_Information given_

__________________________________________________

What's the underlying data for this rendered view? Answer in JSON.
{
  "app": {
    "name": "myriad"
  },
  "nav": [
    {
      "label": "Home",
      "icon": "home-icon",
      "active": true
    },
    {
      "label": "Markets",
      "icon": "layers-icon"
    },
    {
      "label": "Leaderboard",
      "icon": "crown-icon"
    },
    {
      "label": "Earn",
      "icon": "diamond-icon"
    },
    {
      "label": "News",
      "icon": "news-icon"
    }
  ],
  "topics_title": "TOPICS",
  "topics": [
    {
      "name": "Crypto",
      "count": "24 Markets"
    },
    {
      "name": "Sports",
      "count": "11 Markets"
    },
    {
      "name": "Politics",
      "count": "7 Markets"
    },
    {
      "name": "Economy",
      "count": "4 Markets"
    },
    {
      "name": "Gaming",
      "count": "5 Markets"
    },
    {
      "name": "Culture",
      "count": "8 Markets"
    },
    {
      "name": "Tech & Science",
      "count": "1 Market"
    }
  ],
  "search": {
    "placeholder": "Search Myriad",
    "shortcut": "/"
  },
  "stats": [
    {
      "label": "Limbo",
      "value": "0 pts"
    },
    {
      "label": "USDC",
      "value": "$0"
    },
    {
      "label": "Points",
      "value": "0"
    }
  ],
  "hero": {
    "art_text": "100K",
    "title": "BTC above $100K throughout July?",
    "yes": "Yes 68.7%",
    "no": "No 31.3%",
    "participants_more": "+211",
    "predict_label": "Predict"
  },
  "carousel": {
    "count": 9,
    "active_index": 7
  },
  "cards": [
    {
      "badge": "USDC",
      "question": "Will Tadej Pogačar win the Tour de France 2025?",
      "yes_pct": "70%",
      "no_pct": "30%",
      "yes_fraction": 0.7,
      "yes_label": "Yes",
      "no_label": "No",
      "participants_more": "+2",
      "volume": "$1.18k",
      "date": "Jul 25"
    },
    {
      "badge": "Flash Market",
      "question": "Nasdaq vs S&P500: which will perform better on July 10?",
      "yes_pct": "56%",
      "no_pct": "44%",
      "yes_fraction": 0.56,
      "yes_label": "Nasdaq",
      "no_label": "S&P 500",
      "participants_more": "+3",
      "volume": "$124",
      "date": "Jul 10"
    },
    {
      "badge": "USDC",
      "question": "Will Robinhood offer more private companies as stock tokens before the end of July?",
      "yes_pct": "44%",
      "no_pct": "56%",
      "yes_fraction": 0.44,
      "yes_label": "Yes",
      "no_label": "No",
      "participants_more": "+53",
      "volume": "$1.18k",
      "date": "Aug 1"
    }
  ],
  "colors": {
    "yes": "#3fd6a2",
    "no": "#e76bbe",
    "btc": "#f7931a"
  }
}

__________________________________________________

_Work instructions_
Reproduce each record exactly, leaving nothing out.

_Complete output_
What's the underlying data for this rendered view? Answer in JSON.
{
  "app": {
    "name": "myriad"
  },
  "nav": [
    {
      "label": "Home",
      "icon": "home-icon",
      "active": true
    },
    {
      "label": "Markets",
      "icon": "layers-icon"
    },
    {
      "label": "Leaderboard",
      "icon": "crown-icon"
    },
    {
      "label": "Earn",
      "icon": "diamond-icon"
    },
    {
      "label": "News",
      "icon": "news-icon"
    }
  ],
  "topics_title": "TOPICS",
  "topics": [
    {
      "name": "Crypto",
      "count": "24 Markets"
    },
    {
      "name": "Sports",
      "count": "11 Markets"
    },
    {
      "name": "Politics",
      "count": "7 Markets"
    },
    {
      "name": "Economy",
      "count": "4 Markets"
    },
    {
      "name": "Gaming",
      "count": "5 Markets"
    },
    {
      "name": "Culture",
      "count": "8 Markets"
    },
    {
      "name": "Tech & Science",
      "count": "1 Market"
    }
  ],
  "search": {
    "placeholder": "Search Myriad",
    "shortcut": "/"
  },
  "stats": [
    {
      "label": "Limbo",
      "value": "0 pts"
    },
    {
      "label": "USDC",
      "value": "$0"
    },
    {
      "label": "Points",
      "value": "0"
    }
  ],
  "hero": {
    "art_text": "100K",
    "title": "BTC above $100K throughout July?",
    "yes": "Yes 68.7%",
    "no": "No 31.3%",
    "participants_more": "+211",
    "predict_label": "Predict"
  },
  "carousel": {
    "count": 9,
    "active_index": 7
  },
  "cards": [
    {
      "badge": "USDC",
      "question": "Will Tadej Pogačar win the Tour de France 2025?",
      "yes_pct": "70%",
      "no_pct": "30%",
      "yes_fraction": 0.7,
      "yes_label": "Yes",
      "no_label": "No",
      "participants_more": "+2",
      "volume": "$1.18k",
      "date": "Jul 25"
    },
    {
      "badge": "Flash Market",
      "question": "Nasdaq vs S&P500: which will perform better on July 10?",
      "yes_pct": "56%",
      "no_pct": "44%",
      "yes_fraction": 0.56,
      "yes_label": "Nasdaq",
      "no_label": "S&P 500",
      "participants_more": "+3",
      "volume": "$124",
      "date": "Jul 10"
    },
    {
      "badge": "USDC",
      "question": "Will Robinhood offer more private companies as stock tokens before the end of July?",
      "yes_pct": "44%",
      "no_pct": "56%",
      "yes_fraction": 0.44,
      "yes_label": "Yes",
      "no_label": "No",
      "participants_more": "+53",
      "volume": "$1.18k",
      "date": "Aug 1"
    }
  ],
  "colors": {
    "yes": "#3fd6a2",
    "no": "#e76bbe",
    "btc": "#f7931a"
  }
}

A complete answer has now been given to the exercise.